§ **WHAT TO PRODUCE**
Can you write out all of the material below, word for word?

§ **DATASET RECORDS**
_____

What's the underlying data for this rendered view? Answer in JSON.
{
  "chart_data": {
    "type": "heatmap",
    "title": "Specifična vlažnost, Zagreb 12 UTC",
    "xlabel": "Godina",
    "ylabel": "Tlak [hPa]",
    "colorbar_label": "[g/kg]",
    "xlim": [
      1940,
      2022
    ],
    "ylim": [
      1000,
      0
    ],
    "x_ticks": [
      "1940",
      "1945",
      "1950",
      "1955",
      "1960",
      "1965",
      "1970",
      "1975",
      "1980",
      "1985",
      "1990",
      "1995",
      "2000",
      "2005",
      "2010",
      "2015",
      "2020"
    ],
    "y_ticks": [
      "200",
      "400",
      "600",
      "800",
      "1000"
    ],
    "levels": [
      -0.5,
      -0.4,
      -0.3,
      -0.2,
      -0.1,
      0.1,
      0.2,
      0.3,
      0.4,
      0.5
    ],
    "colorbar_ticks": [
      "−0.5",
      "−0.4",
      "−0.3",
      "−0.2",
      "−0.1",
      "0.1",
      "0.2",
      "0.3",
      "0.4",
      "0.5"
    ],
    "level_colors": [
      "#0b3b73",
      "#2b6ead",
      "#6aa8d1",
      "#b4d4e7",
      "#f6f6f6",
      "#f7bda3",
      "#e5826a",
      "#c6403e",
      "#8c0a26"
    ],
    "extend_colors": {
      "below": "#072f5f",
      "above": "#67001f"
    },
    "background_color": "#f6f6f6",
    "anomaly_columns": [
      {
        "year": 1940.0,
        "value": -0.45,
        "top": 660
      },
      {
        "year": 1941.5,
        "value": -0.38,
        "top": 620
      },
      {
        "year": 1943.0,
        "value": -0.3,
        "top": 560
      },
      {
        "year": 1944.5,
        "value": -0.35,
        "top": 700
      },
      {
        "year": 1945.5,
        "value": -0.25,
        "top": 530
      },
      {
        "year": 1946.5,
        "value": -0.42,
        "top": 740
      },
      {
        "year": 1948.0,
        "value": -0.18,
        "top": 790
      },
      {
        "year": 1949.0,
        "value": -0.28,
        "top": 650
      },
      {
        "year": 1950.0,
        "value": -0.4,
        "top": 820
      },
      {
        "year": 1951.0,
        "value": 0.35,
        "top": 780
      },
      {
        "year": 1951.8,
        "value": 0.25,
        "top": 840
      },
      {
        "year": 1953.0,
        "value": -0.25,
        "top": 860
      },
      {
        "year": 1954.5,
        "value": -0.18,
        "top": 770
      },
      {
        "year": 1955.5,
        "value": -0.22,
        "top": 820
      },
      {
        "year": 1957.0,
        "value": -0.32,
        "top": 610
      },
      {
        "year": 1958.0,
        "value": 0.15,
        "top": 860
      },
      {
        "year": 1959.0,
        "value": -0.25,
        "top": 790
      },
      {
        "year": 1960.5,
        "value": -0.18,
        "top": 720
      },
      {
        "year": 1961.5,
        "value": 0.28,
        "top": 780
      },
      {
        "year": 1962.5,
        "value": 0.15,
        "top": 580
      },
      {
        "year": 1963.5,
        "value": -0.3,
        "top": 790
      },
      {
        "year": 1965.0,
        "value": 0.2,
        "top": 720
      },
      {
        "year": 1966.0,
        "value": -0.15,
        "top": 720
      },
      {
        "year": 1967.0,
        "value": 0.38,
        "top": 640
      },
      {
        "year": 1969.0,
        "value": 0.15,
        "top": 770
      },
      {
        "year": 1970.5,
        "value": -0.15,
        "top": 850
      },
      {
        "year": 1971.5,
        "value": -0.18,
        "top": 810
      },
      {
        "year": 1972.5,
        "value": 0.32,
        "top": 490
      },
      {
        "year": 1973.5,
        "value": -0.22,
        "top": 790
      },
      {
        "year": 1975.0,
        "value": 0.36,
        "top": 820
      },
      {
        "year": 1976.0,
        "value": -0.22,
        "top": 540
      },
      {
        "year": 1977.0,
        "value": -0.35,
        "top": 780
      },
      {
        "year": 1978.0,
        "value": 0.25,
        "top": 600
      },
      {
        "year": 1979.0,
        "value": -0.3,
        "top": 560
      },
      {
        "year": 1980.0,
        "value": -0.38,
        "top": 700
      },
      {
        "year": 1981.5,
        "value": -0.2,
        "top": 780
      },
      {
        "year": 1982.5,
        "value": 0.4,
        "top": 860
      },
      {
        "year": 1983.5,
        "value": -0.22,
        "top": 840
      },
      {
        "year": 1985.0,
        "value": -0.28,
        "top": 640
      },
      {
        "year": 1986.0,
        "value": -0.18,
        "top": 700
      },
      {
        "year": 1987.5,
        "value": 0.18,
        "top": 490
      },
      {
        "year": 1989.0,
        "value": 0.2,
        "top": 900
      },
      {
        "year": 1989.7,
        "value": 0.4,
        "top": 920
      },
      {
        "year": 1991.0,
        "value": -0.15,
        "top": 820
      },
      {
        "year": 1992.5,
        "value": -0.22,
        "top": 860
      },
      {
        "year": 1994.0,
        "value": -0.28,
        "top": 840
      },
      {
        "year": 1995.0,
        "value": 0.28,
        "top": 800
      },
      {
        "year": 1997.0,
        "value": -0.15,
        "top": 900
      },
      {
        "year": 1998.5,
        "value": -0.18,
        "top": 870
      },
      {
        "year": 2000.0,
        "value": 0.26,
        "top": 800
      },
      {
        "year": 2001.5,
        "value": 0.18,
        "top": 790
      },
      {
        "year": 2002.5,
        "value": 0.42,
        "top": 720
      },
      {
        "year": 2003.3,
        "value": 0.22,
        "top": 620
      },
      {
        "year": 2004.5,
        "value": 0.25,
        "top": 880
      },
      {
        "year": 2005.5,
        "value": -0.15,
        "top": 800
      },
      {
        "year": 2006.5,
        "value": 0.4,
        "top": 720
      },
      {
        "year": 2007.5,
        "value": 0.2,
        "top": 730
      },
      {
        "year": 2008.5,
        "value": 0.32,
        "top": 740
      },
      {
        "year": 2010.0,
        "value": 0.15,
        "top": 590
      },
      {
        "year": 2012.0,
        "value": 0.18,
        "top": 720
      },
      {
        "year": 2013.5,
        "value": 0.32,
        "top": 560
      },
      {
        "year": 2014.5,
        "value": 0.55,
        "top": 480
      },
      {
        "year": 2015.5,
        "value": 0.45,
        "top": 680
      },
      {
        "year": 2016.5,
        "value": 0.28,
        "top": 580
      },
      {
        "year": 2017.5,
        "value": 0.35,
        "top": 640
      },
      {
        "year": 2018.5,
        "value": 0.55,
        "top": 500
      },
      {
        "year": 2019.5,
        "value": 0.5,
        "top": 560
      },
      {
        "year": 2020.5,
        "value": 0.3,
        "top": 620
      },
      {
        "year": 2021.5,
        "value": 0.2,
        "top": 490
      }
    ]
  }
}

_____

§ **THE OUTPUT**
What's the underlying data for this rendered view? Answer in JSON.
{
  "chart_data": {
    "type": "heatmap",
    "title": "Specifična vlažnost, Zagreb 12 UTC",
    "xlabel": "Godina",
    "ylabel": "Tlak [hPa]",
    "colorbar_label": "[g/kg]",
    "xlim": [
      1940,
      2022
    ],
    "ylim": [
      1000,
      0
    ],
    "x_ticks": [
      "1940",
      "1945",
      "1950",
      "1955",
      "1960",
      "1965",
      "1970",
      "1975",
      "1980",
      "1985",
      "1990",
      "1995",
      "2000",
      "2005",
      "2010",
      "2015",
      "2020"
    ],
    "y_ticks": [
      "200",
      "400",
      "600",
      "800",
      "1000"
    ],
    "levels": [
      -0.5,
      -0.4,
      -0.3,
      -0.2,
      -0.1,
      0.1,
      0.2,
      0.3,
      0.4,
      0.5
    ],
    "colorbar_ticks": [
      "−0.5",
      "−0.4",
      "−0.3",
      "−0.2",
      "−0.1",
      "0.1",
      "0.2",
      "0.3",
      "0.4",
      "0.5"
    ],
    "level_colors": [
      "#0b3b73",
      "#2b6ead",
      "#6aa8d1",
      "#b4d4e7",
      "#f6f6f6",
      "#f7bda3",
      "#e5826a",
      "#c6403e",
      "#8c0a26"
    ],
    "extend_colors": {
      "below": "#072f5f",
      "above": "#67001f"
    },
    "background_color": "#f6f6f6",
    "anomaly_columns": [
      {
        "year": 1940.0,
        "value": -0.45,
        "top": 660
      },
      {
        "year": 1941.5,
        "value": -0.38,
        "top": 620
      },
      {
        "year": 1943.0,
        "value": -0.3,
        "top": 560
      },
      {
        "year": 1944.5,
        "value": -0.35,
        "top": 700
      },
      {
        "year": 1945.5,
        "value": -0.25,
        "top": 530
      },
      {
        "year": 1946.5,
        "value": -0.42,
        "top": 740
      },
      {
        "year": 1948.0,
        "value": -0.18,
        "top": 790
      },
      {
        "year": 1949.0,
        "value": -0.28,
        "top": 650
      },
      {
        "year": 1950.0,
        "value": -0.4,
        "top": 820
      },
      {
        "year": 1951.0,
        "value": 0.35,
        "top": 780
      },
      {
        "year": 1951.8,
        "value": 0.25,
        "top": 840
      },
      {
        "year": 1953.0,
        "value": -0.25,
        "top": 860
      },
      {
        "year": 1954.5,
        "value": -0.18,
        "top": 770
      },
      {
        "year": 1955.5,
        "value": -0.22,
        "top": 820
      },
      {
        "year": 1957.0,
        "value": -0.32,
        "top": 610
      },
      {
        "year": 1958.0,
        "value": 0.15,
        "top": 860
      },
      {
        "year": 1959.0,
        "value": -0.25,
        "top": 790
      },
      {
        "year": 1960.5,
        "value": -0.18,
        "top": 720
      },
      {
        "year": 1961.5,
        "value": 0.28,
        "top": 780
      },
      {
        "year": 1962.5,
        "value": 0.15,
        "top": 580
      },
      {
        "year": 1963.5,
        "value": -0.3,
        "top": 790
      },
      {
        "year": 1965.0,
        "value": 0.2,
        "top": 720
      },
      {
        "year": 1966.0,
        "value": -0.15,
        "top": 720
      },
      {
        "year": 1967.0,
        "value": 0.38,
        "top": 640
      },
      {
        "year": 1969.0,
        "value": 0.15,
        "top": 770
      },
      {
        "year": 1970.5,
        "value": -0.15,
        "top": 850
      },
      {
        "year": 1971.5,
        "value": -0.18,
        "top": 810
      },
      {
        "year": 1972.5,
        "value": 0.32,
        "top": 490
      },
      {
        "year": 1973.5,
        "value": -0.22,
        "top": 790
      },
      {
        "year": 1975.0,
        "value": 0.36,
        "top": 820
      },
      {
        "year": 1976.0,
        "value": -0.22,
        "top": 540
      },
      {
        "year": 1977.0,
        "value": -0.35,
        "top": 780
      },
      {
        "year": 1978.0,
        "value": 0.25,
        "top": 600
      },
      {
        "year": 1979.0,
        "value": -0.3,
        "top": 560
      },
      {
        "year": 1980.0,
        "value": -0.38,
        "top": 700
      },
      {
        "year": 1981.5,
        "value": -0.2,
        "top": 780
      },
      {
        "year": 1982.5,
        "value": 0.4,
        "top": 860
      },
      {
        "year": 1983.5,
        "value": -0.22,
        "top": 840
      },
      {
        "year": 1985.0,
        "value": -0.28,
        "top": 640
      },
      {
        "year": 1986.0,
        "value": -0.18,
        "top": 700
      },
      {
        "year": 1987.5,
        "value": 0.18,
        "top": 490
      },
      {
        "year": 1989.0,
        "value": 0.2,
        "top": 900
      },
      {
        "year": 1989.7,
        "value": 0.4,
        "top": 920
      },
      {
        "year": 1991.0,
        "value": -0.15,
        "top": 820
      },
      {
        "year": 1992.5,
        "value": -0.22,
        "top": 860
      },
      {
        "year": 1994.0,
        "value": -0.28,
        "top": 840
      },
      {
        "year": 1995.0,
        "value": 0.28,
        "top": 800
      },
      {
        "year": 1997.0,
        "value": -0.15,
        "top": 900
      },
      {
        "year": 1998.5,
        "value": -0.18,
        "top": 870
      },
      {
        "year": 2000.0,
        "value": 0.26,
        "top": 800
      },
      {
        "year": 2001.5,
        "value": 0.18,
        "top": 790
      },
      {
        "year": 2002.5,
        "value": 0.42,
        "top": 720
      },
      {
        "year": 2003.3,
        "value": 0.22,
        "top": 620
      },
      {
        "year": 2004.5,
        "value": 0.25,
        "top": 880
      },
      {
        "year": 2005.5,
        "value": -0.15,
        "top": 800
      },
      {
        "year": 2006.5,
        "value": 0.4,
        "top": 720
      },
      {
        "year": 2007.5,
        "value": 0.2,
        "top": 730
      },
      {
        "year": 2008.5,
        "value": 0.32,
        "top": 740
      },
      {
        "year": 2010.0,
        "value": 0.15,
        "top": 590
      },
      {
        "year": 2012.0,
        "value": 0.18,
        "top": 720
      },
      {
        "year": 2013.5,
        "value": 0.32,
        "top": 560
      },
      {
        "year": 2014.5,
        "value": 0.55,
        "top": 480
      },
      {
        "year": 2015.5,
        "value": 0.45,
        "top": 680
      },
      {
        "year": 2016.5,
        "value": 0.28,
        "top": 580
      },
      {
        "year": 2017.5,
        "value": 0.35,
        "top": 640
      },
      {
        "year": 2018.5,
        "value": 0.55,
        "top": 500
      },
      {
        "year": 2019.5,
        "value": 0.5,
        "top": 560
      },
      {
        "year": 2020.5,
        "value": 0.3,
        "top": 620
      },
      {
        "year": 2021.5,
        "value": 0.2,
        "top": 490
      }
    ]
  }
}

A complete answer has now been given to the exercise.